◆ SUPPLIED RECORDS ◆
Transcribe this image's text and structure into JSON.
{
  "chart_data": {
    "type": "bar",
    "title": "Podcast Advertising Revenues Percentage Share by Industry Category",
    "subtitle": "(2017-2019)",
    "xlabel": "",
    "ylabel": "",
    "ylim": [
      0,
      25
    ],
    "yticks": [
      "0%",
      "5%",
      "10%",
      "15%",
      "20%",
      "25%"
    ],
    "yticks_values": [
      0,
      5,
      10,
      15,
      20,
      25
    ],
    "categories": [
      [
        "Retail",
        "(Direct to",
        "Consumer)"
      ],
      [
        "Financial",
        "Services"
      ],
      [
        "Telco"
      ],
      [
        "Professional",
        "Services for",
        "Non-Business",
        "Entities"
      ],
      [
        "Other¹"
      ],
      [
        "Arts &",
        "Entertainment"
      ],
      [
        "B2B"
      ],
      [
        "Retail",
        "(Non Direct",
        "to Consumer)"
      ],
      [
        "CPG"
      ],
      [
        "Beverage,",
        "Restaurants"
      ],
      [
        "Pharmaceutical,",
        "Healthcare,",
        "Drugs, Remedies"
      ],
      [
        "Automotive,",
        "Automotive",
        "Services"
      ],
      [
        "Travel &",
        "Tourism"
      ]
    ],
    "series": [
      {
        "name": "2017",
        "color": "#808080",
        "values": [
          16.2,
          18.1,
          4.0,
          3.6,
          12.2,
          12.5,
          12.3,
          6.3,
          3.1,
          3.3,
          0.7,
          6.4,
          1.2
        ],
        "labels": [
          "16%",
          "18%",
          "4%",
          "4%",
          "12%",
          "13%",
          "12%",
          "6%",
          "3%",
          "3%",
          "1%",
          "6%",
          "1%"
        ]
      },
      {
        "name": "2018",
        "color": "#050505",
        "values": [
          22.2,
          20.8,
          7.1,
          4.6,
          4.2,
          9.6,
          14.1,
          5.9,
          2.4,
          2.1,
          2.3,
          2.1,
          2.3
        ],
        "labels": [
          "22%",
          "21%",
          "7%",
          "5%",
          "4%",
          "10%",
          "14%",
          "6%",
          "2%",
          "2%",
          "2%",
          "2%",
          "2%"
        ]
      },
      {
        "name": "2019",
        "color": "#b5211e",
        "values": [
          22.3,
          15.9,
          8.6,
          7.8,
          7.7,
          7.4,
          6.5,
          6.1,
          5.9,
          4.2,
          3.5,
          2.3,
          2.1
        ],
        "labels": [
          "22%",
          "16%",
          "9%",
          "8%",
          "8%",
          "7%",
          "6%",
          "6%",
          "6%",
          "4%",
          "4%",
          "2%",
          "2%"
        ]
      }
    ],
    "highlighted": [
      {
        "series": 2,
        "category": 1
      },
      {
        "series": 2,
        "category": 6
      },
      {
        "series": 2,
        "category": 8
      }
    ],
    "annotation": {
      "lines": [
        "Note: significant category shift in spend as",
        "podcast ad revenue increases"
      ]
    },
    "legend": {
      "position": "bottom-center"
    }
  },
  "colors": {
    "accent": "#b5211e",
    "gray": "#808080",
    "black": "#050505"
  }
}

◆ PROBLEM STATEMENT ◆
Reproduce all the data word for word.

◆ EXPECTED OUTPUT ◆
Transcribe this image's text and structure into JSON.
{
  "chart_data": {
    "type": "bar",
    "title": "Podcast Advertising Revenues Percentage Share by Industry Category",
    "subtitle": "(2017-2019)",
    "xlabel": "",
    "ylabel": "",
    "ylim": [
      0,
      25
    ],
    "yticks": [
      "0%",
      "5%",
      "10%",
      "15%",
      "20%",
      "25%"
    ],
    "yticks_values": [
      0,
      5,
      10,
      15,
      20,
      25
    ],
    "categories": [
      [
        "Retail",
        "(Direct to",
        "Consumer)"
      ],
      [
        "Financial",
        "Services"
      ],
      [
        "Telco"
      ],
      [
        "Professional",
        "Services for",
        "Non-Business",
        "Entities"
      ],
      [
        "Other¹"
      ],
      [
        "Arts &",
        "Entertainment"
      ],
      [
        "B2B"
      ],
      [
        "Retail",
        "(Non Direct",
        "to Consumer)"
      ],
      [
        "CPG"
      ],
      [
        "Beverage,",
        "Restaurants"
      ],
      [
        "Pharmaceutical,",
        "Healthcare,",
        "Drugs, Remedies"
      ],
      [
        "Automotive,",
        "Automotive",
        "Services"
      ],
      [
        "Travel &",
        "Tourism"
      ]
    ],
    "series": [
      {
        "name": "2017",
        "color": "#808080",
        "values": [
          16.2,
          18.1,
          4.0,
          3.6,
          12.2,
          12.5,
          12.3,
          6.3,
          3.1,
          3.3,
          0.7,
          6.4,
          1.2
        ],
        "labels": [
          "16%",
          "18%",
          "4%",
          "4%",
          "12%",
          "13%",
          "12%",
          "6%",
          "3%",
          "3%",
          "1%",
          "6%",
          "1%"
        ]
      },
      {
        "name": "2018",
        "color": "#050505",
        "values": [
          22.2,
          20.8,
          7.1,
          4.6,
          4.2,
          9.6,
          14.1,
          5.9,
          2.4,
          2.1,
          2.3,
          2.1,
          2.3
        ],
        "labels": [
          "22%",
          "21%",
          "7%",
          "5%",
          "4%",
          "10%",
          "14%",
          "6%",
          "2%",
          "2%",
          "2%",
          "2%",
          "2%"
        ]
      },
      {
        "name": "2019",
        "color": "#b5211e",
        "values": [
          22.3,
          15.9,
          8.6,
          7.8,
          7.7,
          7.4,
          6.5,
          6.1,
          5.9,
          4.2,
          3.5,
          2.3,
          2.1
        ],
        "labels": [
          "22%",
          "16%",
          "9%",
          "8%",
          "8%",
          "7%",
          "6%",
          "6%",
          "6%",
          "4%",
          "4%",
          "2%",
          "2%"
        ]
      }
    ],
    "highlighted": [
      {
        "series": 2,
        "category": 1
      },
      {
        "series": 2,
        "category": 6
      },
      {
        "series": 2,
        "category": 8
      }
    ],
    "annotation": {
      "lines": [
        "Note: significant category shift in spend as",
        "podcast ad revenue increases"
      ]
    },
    "legend": {
      "position": "bottom-center"
    }
  },
  "colors": {
    "accent": "#b5211e",
    "gray": "#808080",
    "black": "#050505"
  }
}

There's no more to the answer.